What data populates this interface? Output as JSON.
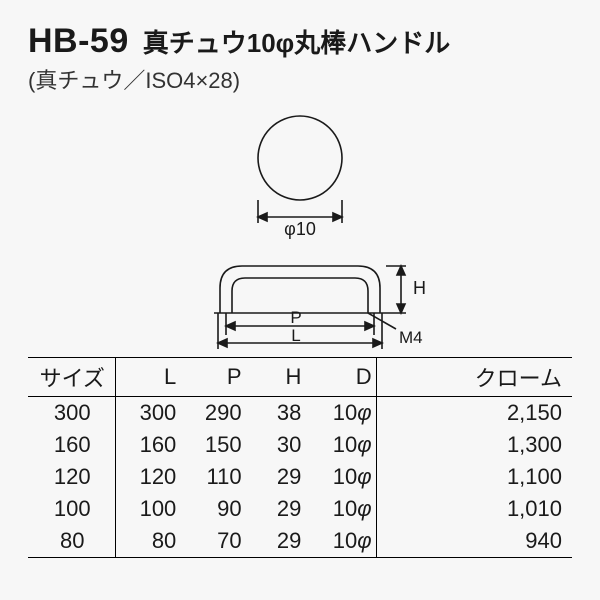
{
  "header": {
    "model": "HB-59",
    "title_jp": "真チュウ10φ丸棒ハンドル",
    "subtitle": "(真チュウ／ISO4×28)"
  },
  "diagram": {
    "circle_label": "φ10",
    "dim_P": "P",
    "dim_L": "L",
    "dim_H": "H",
    "dim_M": "M4",
    "stroke": "#1a1a1a",
    "stroke_w": 1.6
  },
  "table": {
    "columns": [
      "サイズ",
      "L",
      "P",
      "H",
      "D",
      "クローム"
    ],
    "rows": [
      [
        "300",
        "300",
        "290",
        "38",
        "10φ",
        "2,150"
      ],
      [
        "160",
        "160",
        "150",
        "30",
        "10φ",
        "1,300"
      ],
      [
        "120",
        "120",
        "110",
        "29",
        "10φ",
        "1,100"
      ],
      [
        "100",
        "100",
        "90",
        "29",
        "10φ",
        "1,010"
      ],
      [
        "80",
        "80",
        "70",
        "29",
        "10φ",
        "940"
      ]
    ],
    "col_widths": [
      "16%",
      "12%",
      "12%",
      "11%",
      "13%",
      "36%"
    ]
  },
  "style": {
    "header_fontsize": 34,
    "jp_fontsize": 26,
    "sub_fontsize": 22,
    "table_fontsize": 22,
    "border_color": "#000000",
    "bg": "#f7f7f7"
  }
}
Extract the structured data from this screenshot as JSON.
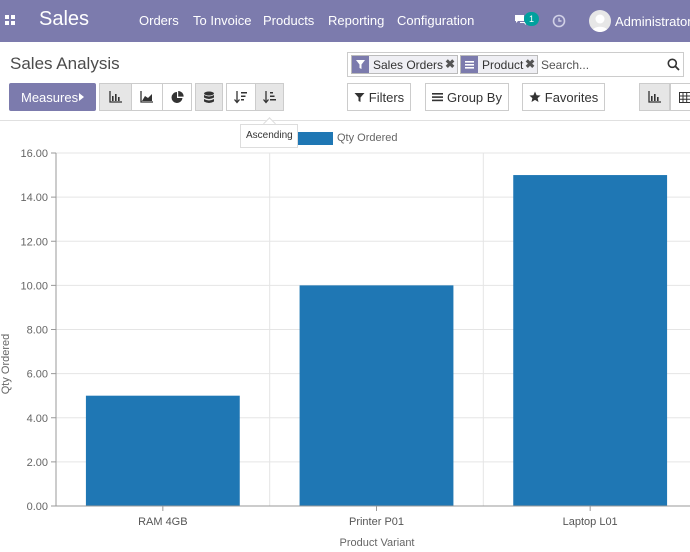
{
  "navbar": {
    "brand": "Sales",
    "menu": [
      "Orders",
      "To Invoice",
      "Products",
      "Reporting",
      "Configuration"
    ],
    "chat_count": "1",
    "user": "Administrator"
  },
  "control_panel": {
    "title": "Sales Analysis",
    "facets": [
      {
        "label": "Sales Orders",
        "icon": "filter-icon"
      },
      {
        "label": "Product",
        "icon": "groupby-icon"
      }
    ],
    "search_placeholder": "Search...",
    "measures_label": "Measures",
    "filters_label": "Filters",
    "groupby_label": "Group By",
    "favorites_label": "Favorites",
    "tooltip": "Ascending"
  },
  "colors": {
    "navbar": "#7c7bad",
    "bar": "#1f77b4"
  },
  "chart_data": {
    "type": "bar",
    "categories": [
      "RAM 4GB",
      "Printer P01",
      "Laptop L01"
    ],
    "series": [
      {
        "name": "Qty Ordered",
        "values": [
          5,
          10,
          15
        ]
      }
    ],
    "xlabel": "Product Variant",
    "ylabel": "Qty Ordered",
    "ylim": [
      0,
      16
    ],
    "yticks": [
      "0.00",
      "2.00",
      "4.00",
      "6.00",
      "8.00",
      "10.00",
      "12.00",
      "14.00",
      "16.00"
    ],
    "legend_position": "top",
    "grid": true
  }
}
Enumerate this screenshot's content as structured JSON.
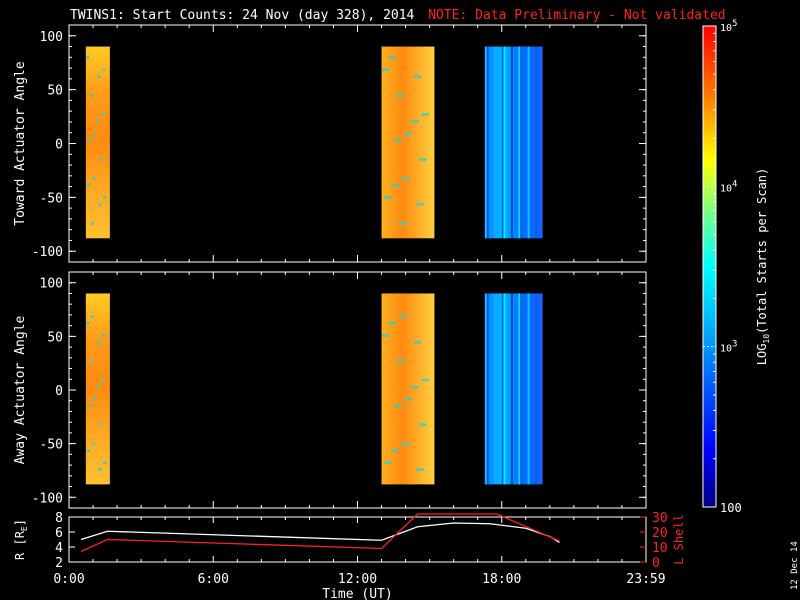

▸ **REQUIREMENT**:
Copy each line above precisely, dropping the pictures.

▸ **THE ANSWER**:
What data populates this interface? Output as JSON.
{
  "header": {
    "model": "HB-59",
    "title_jp": "真チュウ10φ丸棒ハンドル",
    "subtitle": "(真チュウ／ISO4×28)"
  },
  "diagram": {
    "circle_label": "φ10",
    "dim_P": "P",
    "dim_L": "L",
    "dim_H": "H",
    "dim_M": "M4",
    "stroke": "#1a1a1a",
    "stroke_w": 1.6
  },
  "table": {
    "columns": [
      "サイズ",
      "L",
      "P",
      "H",
      "D",
      "クローム"
    ],
    "rows": [
      [
        "300",
        "300",
        "290",
        "38",
        "10φ",
        "2,150"
      ],
      [
        "160",
        "160",
        "150",
        "30",
        "10φ",
        "1,300"
      ],
      [
        "120",
        "120",
        "110",
        "29",
        "10φ",
        "1,100"
      ],
      [
        "100",
        "100",
        "90",
        "29",
        "10φ",
        "1,010"
      ],
      [
        "80",
        "80",
        "70",
        "29",
        "10φ",
        "940"
      ]
    ],
    "col_widths": [
      "16%",
      "12%",
      "12%",
      "11%",
      "13%",
      "36%"
    ]
  },
  "style": {
    "header_fontsize": 34,
    "jp_fontsize": 26,
    "sub_fontsize": 22,
    "table_fontsize": 22,
    "border_color": "#000000",
    "bg": "#f7f7f7"
  }
}
Extract the structured data from this screenshot as JSON.
{
  "navbar": {
    "brand": "Sales",
    "menu": [
      "Orders",
      "To Invoice",
      "Products",
      "Reporting",
      "Configuration"
    ],
    "chat_count": "1",
    "user": "Administrator"
  },
  "control_panel": {
    "title": "Sales Analysis",
    "facets": [
      {
        "label": "Sales Orders",
        "icon": "filter-icon"
      },
      {
        "label": "Product",
        "icon": "groupby-icon"
      }
    ],
    "search_placeholder": "Search...",
    "measures_label": "Measures",
    "filters_label": "Filters",
    "groupby_label": "Group By",
    "favorites_label": "Favorites",
    "tooltip": "Ascending"
  },
  "colors": {
    "navbar": "#7c7bad",
    "bar": "#1f77b4"
  },
  "chart_data": {
    "type": "bar",
    "categories": [
      "RAM 4GB",
      "Printer P01",
      "Laptop L01"
    ],
    "series": [
      {
        "name": "Qty Ordered",
        "values": [
          5,
          10,
          15
        ]
      }
    ],
    "xlabel": "Product Variant",
    "ylabel": "Qty Ordered",
    "ylim": [
      0,
      16
    ],
    "yticks": [
      "0.00",
      "2.00",
      "4.00",
      "6.00",
      "8.00",
      "10.00",
      "12.00",
      "14.00",
      "16.00"
    ],
    "legend_position": "top",
    "grid": true
  }
}
Enumerate this screenshot's content as structured JSON.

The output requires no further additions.